>> start Records to use

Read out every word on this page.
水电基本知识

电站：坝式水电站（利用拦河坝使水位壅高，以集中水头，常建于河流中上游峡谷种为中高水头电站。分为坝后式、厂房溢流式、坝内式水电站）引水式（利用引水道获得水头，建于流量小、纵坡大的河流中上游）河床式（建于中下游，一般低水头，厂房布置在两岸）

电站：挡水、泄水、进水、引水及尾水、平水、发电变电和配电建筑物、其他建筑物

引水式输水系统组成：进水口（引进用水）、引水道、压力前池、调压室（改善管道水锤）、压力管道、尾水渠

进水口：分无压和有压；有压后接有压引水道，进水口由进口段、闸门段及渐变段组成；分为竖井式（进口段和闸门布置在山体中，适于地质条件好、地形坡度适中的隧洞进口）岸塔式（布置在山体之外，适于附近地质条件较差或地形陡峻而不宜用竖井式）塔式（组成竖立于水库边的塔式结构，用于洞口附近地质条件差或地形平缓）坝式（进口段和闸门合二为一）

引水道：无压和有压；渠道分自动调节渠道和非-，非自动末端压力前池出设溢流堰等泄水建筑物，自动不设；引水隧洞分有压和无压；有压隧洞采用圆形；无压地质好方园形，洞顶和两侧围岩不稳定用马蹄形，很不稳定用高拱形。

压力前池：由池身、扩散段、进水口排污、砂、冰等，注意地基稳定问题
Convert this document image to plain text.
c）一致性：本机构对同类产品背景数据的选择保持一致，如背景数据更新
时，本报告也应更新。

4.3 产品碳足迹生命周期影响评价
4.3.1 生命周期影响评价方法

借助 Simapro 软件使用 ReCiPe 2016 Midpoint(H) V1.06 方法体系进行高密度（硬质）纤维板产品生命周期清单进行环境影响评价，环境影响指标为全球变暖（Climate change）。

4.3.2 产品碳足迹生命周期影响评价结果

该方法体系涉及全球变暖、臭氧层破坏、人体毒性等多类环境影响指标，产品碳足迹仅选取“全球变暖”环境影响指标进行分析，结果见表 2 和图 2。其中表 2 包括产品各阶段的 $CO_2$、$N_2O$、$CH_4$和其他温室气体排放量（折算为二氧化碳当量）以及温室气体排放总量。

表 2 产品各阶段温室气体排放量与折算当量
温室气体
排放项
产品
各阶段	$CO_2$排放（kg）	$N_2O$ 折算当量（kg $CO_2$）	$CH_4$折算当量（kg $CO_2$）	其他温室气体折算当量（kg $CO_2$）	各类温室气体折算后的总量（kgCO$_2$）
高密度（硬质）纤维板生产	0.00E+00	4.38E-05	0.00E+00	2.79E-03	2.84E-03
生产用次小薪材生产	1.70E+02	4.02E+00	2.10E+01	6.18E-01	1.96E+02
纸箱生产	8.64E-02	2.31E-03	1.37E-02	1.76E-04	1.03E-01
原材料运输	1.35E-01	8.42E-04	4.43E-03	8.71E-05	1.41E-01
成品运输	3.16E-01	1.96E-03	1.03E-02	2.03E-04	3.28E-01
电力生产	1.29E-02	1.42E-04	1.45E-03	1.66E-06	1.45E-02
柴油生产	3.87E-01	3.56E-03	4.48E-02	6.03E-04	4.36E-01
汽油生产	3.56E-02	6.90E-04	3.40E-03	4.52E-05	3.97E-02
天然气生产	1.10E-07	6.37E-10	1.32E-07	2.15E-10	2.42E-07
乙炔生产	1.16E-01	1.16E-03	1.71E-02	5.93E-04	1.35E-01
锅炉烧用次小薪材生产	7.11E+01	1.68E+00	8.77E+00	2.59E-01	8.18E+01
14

>> end Records to use

**Goal**
Go through the records above and copy every line with the word "this".

**Solved problem**
Read out every word on this page.
Convert this document image to plain text.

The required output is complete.